▶ TASK TO COMPLETE: Print all records exactly, leaving nothing out.

▶ SUPPLIED DATA:
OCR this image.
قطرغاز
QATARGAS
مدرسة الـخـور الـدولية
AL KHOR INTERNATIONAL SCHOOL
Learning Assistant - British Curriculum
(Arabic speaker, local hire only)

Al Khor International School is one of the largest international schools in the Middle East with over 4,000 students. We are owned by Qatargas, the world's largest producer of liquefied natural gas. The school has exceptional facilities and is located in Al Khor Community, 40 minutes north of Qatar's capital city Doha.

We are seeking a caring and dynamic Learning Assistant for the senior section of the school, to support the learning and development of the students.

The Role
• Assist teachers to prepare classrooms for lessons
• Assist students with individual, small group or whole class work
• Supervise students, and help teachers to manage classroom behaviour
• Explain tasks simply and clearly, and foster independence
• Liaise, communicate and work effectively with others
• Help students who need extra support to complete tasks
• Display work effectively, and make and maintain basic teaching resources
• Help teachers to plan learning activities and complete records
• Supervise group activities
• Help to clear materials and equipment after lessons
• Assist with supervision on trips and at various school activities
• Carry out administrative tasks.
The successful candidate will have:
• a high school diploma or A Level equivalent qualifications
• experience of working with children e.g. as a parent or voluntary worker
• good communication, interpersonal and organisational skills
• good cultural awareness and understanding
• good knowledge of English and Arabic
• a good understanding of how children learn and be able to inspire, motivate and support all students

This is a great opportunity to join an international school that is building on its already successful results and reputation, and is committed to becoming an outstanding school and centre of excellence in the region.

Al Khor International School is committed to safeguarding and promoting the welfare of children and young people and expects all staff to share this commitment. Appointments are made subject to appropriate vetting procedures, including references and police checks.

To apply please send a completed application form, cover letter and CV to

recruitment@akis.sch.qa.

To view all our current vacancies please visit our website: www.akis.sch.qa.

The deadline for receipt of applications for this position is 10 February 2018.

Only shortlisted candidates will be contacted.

▶ SOLUTION TO THE EXERCISE:
OCR this image.
قطرغاز
QATARGAS
مدرسة الـخـور الـدولية
AL KHOR INTERNATIONAL SCHOOL
Learning Assistant - British Curriculum
(Arabic speaker, local hire only)

Al Khor International School is one of the largest international schools in the Middle East with over 4,000 students. We are owned by Qatargas, the world's largest producer of liquefied natural gas. The school has exceptional facilities and is located in Al Khor Community, 40 minutes north of Qatar's capital city Doha.

We are seeking a caring and dynamic Learning Assistant for the senior section of the school, to support the learning and development of the students.

The Role
• Assist teachers to prepare classrooms for lessons
• Assist students with individual, small group or whole class work
• Supervise students, and help teachers to manage classroom behaviour
• Explain tasks simply and clearly, and foster independence
• Liaise, communicate and work effectively with others
• Help students who need extra support to complete tasks
• Display work effectively, and make and maintain basic teaching resources
• Help teachers to plan learning activities and complete records
• Supervise group activities
• Help to clear materials and equipment after lessons
• Assist with supervision on trips and at various school activities
• Carry out administrative tasks.
The successful candidate will have:
• a high school diploma or A Level equivalent qualifications
• experience of working with children e.g. as a parent or voluntary worker
• good communication, interpersonal and organisational skills
• good cultural awareness and understanding
• good knowledge of English and Arabic
• a good understanding of how children learn and be able to inspire, motivate and support all students

This is a great opportunity to join an international school that is building on its already successful results and reputation, and is committed to becoming an outstanding school and centre of excellence in the region.

Al Khor International School is committed to safeguarding and promoting the welfare of children and young people and expects all staff to share this commitment. Appointments are made subject to appropriate vetting procedures, including references and police checks.

To apply please send a completed application form, cover letter and CV to

recruitment@akis.sch.qa.

To view all our current vacancies please visit our website: www.akis.sch.qa.

The deadline for receipt of applications for this position is 10 February 2018.

Only shortlisted candidates will be contacted.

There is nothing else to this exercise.